• What you have to do:
Go through the listing and copy every line word for word.
--- start Extracted information ---
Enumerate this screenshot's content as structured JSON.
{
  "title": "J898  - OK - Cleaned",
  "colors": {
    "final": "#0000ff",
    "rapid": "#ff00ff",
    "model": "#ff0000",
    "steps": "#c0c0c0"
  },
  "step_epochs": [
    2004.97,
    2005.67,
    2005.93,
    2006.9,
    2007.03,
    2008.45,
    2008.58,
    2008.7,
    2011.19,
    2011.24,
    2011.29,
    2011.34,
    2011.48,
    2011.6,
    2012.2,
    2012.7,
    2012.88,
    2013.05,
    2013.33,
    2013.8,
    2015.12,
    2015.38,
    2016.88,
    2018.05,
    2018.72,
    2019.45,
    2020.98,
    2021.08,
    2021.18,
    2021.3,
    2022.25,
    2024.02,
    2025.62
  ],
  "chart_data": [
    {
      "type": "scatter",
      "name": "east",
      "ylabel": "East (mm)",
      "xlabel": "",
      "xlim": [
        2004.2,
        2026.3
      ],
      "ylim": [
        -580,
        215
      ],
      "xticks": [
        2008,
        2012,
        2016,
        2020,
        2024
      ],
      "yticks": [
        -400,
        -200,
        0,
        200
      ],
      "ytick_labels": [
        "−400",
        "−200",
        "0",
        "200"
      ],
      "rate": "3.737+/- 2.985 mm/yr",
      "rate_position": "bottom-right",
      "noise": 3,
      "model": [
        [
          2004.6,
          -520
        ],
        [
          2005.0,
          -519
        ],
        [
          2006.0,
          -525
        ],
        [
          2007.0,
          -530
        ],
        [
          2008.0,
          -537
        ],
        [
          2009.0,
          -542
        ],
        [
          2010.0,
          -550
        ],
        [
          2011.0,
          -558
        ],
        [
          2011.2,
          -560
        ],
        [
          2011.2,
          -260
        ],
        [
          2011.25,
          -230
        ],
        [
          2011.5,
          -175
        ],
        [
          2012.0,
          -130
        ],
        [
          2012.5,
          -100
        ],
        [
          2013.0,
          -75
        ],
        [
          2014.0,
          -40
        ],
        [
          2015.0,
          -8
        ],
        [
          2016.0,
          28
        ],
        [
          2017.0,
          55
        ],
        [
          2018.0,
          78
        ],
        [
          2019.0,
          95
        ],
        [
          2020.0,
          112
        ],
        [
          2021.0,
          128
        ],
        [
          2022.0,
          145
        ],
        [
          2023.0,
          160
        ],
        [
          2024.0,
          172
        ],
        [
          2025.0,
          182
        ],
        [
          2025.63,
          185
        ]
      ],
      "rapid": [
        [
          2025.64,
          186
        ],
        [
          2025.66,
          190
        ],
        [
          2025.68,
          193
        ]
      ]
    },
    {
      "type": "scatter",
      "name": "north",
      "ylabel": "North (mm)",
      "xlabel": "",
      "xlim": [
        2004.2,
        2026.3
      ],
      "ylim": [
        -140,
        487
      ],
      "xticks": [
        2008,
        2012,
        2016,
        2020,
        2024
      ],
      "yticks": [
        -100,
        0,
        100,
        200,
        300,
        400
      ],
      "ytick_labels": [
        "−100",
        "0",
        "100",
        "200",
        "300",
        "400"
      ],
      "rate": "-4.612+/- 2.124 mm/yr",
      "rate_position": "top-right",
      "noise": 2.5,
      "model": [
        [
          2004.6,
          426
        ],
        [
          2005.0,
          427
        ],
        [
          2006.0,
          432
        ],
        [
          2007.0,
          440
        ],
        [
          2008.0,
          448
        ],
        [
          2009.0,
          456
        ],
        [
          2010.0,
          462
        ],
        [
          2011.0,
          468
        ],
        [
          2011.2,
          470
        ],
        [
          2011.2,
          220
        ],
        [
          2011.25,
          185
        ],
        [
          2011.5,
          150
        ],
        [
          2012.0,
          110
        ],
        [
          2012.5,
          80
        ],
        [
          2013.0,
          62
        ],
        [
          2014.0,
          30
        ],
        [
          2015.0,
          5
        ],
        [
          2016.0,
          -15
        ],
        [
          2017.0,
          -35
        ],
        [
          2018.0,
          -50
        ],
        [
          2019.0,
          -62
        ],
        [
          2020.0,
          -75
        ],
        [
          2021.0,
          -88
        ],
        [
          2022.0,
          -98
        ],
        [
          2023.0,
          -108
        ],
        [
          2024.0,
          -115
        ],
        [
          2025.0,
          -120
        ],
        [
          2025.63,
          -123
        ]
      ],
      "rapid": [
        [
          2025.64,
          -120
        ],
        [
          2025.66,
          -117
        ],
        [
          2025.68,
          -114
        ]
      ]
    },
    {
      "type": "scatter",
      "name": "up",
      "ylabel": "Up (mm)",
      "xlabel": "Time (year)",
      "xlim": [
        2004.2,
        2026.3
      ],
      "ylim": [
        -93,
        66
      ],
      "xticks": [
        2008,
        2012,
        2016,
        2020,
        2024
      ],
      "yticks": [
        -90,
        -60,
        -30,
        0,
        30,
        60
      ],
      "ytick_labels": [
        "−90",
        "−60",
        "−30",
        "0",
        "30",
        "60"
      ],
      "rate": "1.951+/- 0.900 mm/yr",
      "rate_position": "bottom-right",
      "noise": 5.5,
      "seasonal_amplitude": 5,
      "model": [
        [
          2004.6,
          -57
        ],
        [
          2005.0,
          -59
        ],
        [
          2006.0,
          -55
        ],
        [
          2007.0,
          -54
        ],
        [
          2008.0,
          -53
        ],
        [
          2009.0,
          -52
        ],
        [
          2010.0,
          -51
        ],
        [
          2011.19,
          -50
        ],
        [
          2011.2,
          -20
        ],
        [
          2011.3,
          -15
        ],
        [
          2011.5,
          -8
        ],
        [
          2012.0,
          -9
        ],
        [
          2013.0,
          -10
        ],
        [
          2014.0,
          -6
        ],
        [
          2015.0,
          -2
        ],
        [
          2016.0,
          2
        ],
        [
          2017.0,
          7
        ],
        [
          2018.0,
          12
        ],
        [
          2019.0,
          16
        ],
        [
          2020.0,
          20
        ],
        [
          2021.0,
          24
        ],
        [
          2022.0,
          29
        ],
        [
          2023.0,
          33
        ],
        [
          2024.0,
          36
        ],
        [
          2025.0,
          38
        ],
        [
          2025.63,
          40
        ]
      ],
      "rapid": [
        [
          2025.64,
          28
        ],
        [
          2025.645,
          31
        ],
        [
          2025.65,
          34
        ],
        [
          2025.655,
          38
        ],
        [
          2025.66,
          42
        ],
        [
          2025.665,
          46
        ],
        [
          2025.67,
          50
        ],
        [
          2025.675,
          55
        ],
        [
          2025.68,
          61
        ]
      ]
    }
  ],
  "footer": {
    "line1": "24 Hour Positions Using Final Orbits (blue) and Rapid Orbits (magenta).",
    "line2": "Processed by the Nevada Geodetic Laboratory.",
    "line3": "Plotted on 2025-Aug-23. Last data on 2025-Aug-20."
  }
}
--- end Extracted information ---
• Answer for the task:
Enumerate this screenshot's content as structured JSON.
{
  "title": "J898  - OK - Cleaned",
  "colors": {
    "final": "#0000ff",
    "rapid": "#ff00ff",
    "model": "#ff0000",
    "steps": "#c0c0c0"
  },
  "step_epochs": [
    2004.97,
    2005.67,
    2005.93,
    2006.9,
    2007.03,
    2008.45,
    2008.58,
    2008.7,
    2011.19,
    2011.24,
    2011.29,
    2011.34,
    2011.48,
    2011.6,
    2012.2,
    2012.7,
    2012.88,
    2013.05,
    2013.33,
    2013.8,
    2015.12,
    2015.38,
    2016.88,
    2018.05,
    2018.72,
    2019.45,
    2020.98,
    2021.08,
    2021.18,
    2021.3,
    2022.25,
    2024.02,
    2025.62
  ],
  "chart_data": [
    {
      "type": "scatter",
      "name": "east",
      "ylabel": "East (mm)",
      "xlabel": "",
      "xlim": [
        2004.2,
        2026.3
      ],
      "ylim": [
        -580,
        215
      ],
      "xticks": [
        2008,
        2012,
        2016,
        2020,
        2024
      ],
      "yticks": [
        -400,
        -200,
        0,
        200
      ],
      "ytick_labels": [
        "−400",
        "−200",
        "0",
        "200"
      ],
      "rate": "3.737+/- 2.985 mm/yr",
      "rate_position": "bottom-right",
      "noise": 3,
      "model": [
        [
          2004.6,
          -520
        ],
        [
          2005.0,
          -519
        ],
        [
          2006.0,
          -525
        ],
        [
          2007.0,
          -530
        ],
        [
          2008.0,
          -537
        ],
        [
          2009.0,
          -542
        ],
        [
          2010.0,
          -550
        ],
        [
          2011.0,
          -558
        ],
        [
          2011.2,
          -560
        ],
        [
          2011.2,
          -260
        ],
        [
          2011.25,
          -230
        ],
        [
          2011.5,
          -175
        ],
        [
          2012.0,
          -130
        ],
        [
          2012.5,
          -100
        ],
        [
          2013.0,
          -75
        ],
        [
          2014.0,
          -40
        ],
        [
          2015.0,
          -8
        ],
        [
          2016.0,
          28
        ],
        [
          2017.0,
          55
        ],
        [
          2018.0,
          78
        ],
        [
          2019.0,
          95
        ],
        [
          2020.0,
          112
        ],
        [
          2021.0,
          128
        ],
        [
          2022.0,
          145
        ],
        [
          2023.0,
          160
        ],
        [
          2024.0,
          172
        ],
        [
          2025.0,
          182
        ],
        [
          2025.63,
          185
        ]
      ],
      "rapid": [
        [
          2025.64,
          186
        ],
        [
          2025.66,
          190
        ],
        [
          2025.68,
          193
        ]
      ]
    },
    {
      "type": "scatter",
      "name": "north",
      "ylabel": "North (mm)",
      "xlabel": "",
      "xlim": [
        2004.2,
        2026.3
      ],
      "ylim": [
        -140,
        487
      ],
      "xticks": [
        2008,
        2012,
        2016,
        2020,
        2024
      ],
      "yticks": [
        -100,
        0,
        100,
        200,
        300,
        400
      ],
      "ytick_labels": [
        "−100",
        "0",
        "100",
        "200",
        "300",
        "400"
      ],
      "rate": "-4.612+/- 2.124 mm/yr",
      "rate_position": "top-right",
      "noise": 2.5,
      "model": [
        [
          2004.6,
          426
        ],
        [
          2005.0,
          427
        ],
        [
          2006.0,
          432
        ],
        [
          2007.0,
          440
        ],
        [
          2008.0,
          448
        ],
        [
          2009.0,
          456
        ],
        [
          2010.0,
          462
        ],
        [
          2011.0,
          468
        ],
        [
          2011.2,
          470
        ],
        [
          2011.2,
          220
        ],
        [
          2011.25,
          185
        ],
        [
          2011.5,
          150
        ],
        [
          2012.0,
          110
        ],
        [
          2012.5,
          80
        ],
        [
          2013.0,
          62
        ],
        [
          2014.0,
          30
        ],
        [
          2015.0,
          5
        ],
        [
          2016.0,
          -15
        ],
        [
          2017.0,
          -35
        ],
        [
          2018.0,
          -50
        ],
        [
          2019.0,
          -62
        ],
        [
          2020.0,
          -75
        ],
        [
          2021.0,
          -88
        ],
        [
          2022.0,
          -98
        ],
        [
          2023.0,
          -108
        ],
        [
          2024.0,
          -115
        ],
        [
          2025.0,
          -120
        ],
        [
          2025.63,
          -123
        ]
      ],
      "rapid": [
        [
          2025.64,
          -120
        ],
        [
          2025.66,
          -117
        ],
        [
          2025.68,
          -114
        ]
      ]
    },
    {
      "type": "scatter",
      "name": "up",
      "ylabel": "Up (mm)",
      "xlabel": "Time (year)",
      "xlim": [
        2004.2,
        2026.3
      ],
      "ylim": [
        -93,
        66
      ],
      "xticks": [
        2008,
        2012,
        2016,
        2020,
        2024
      ],
      "yticks": [
        -90,
        -60,
        -30,
        0,
        30,
        60
      ],
      "ytick_labels": [
        "−90",
        "−60",
        "−30",
        "0",
        "30",
        "60"
      ],
      "rate": "1.951+/- 0.900 mm/yr",
      "rate_position": "bottom-right",
      "noise": 5.5,
      "seasonal_amplitude": 5,
      "model": [
        [
          2004.6,
          -57
        ],
        [
          2005.0,
          -59
        ],
        [
          2006.0,
          -55
        ],
        [
          2007.0,
          -54
        ],
        [
          2008.0,
          -53
        ],
        [
          2009.0,
          -52
        ],
        [
          2010.0,
          -51
        ],
        [
          2011.19,
          -50
        ],
        [
          2011.2,
          -20
        ],
        [
          2011.3,
          -15
        ],
        [
          2011.5,
          -8
        ],
        [
          2012.0,
          -9
        ],
        [
          2013.0,
          -10
        ],
        [
          2014.0,
          -6
        ],
        [
          2015.0,
          -2
        ],
        [
          2016.0,
          2
        ],
        [
          2017.0,
          7
        ],
        [
          2018.0,
          12
        ],
        [
          2019.0,
          16
        ],
        [
          2020.0,
          20
        ],
        [
          2021.0,
          24
        ],
        [
          2022.0,
          29
        ],
        [
          2023.0,
          33
        ],
        [
          2024.0,
          36
        ],
        [
          2025.0,
          38
        ],
        [
          2025.63,
          40
        ]
      ],
      "rapid": [
        [
          2025.64,
          28
        ],
        [
          2025.645,
          31
        ],
        [
          2025.65,
          34
        ],
        [
          2025.655,
          38
        ],
        [
          2025.66,
          42
        ],
        [
          2025.665,
          46
        ],
        [
          2025.67,
          50
        ],
        [
          2025.675,
          55
        ],
        [
          2025.68,
          61
        ]
      ]
    }
  ],
  "footer": {
    "line1": "24 Hour Positions Using Final Orbits (blue) and Rapid Orbits (magenta).",
    "line2": "Processed by the Nevada Geodetic Laboratory.",
    "line3": "Plotted on 2025-Aug-23. Last data on 2025-Aug-20."
  }
}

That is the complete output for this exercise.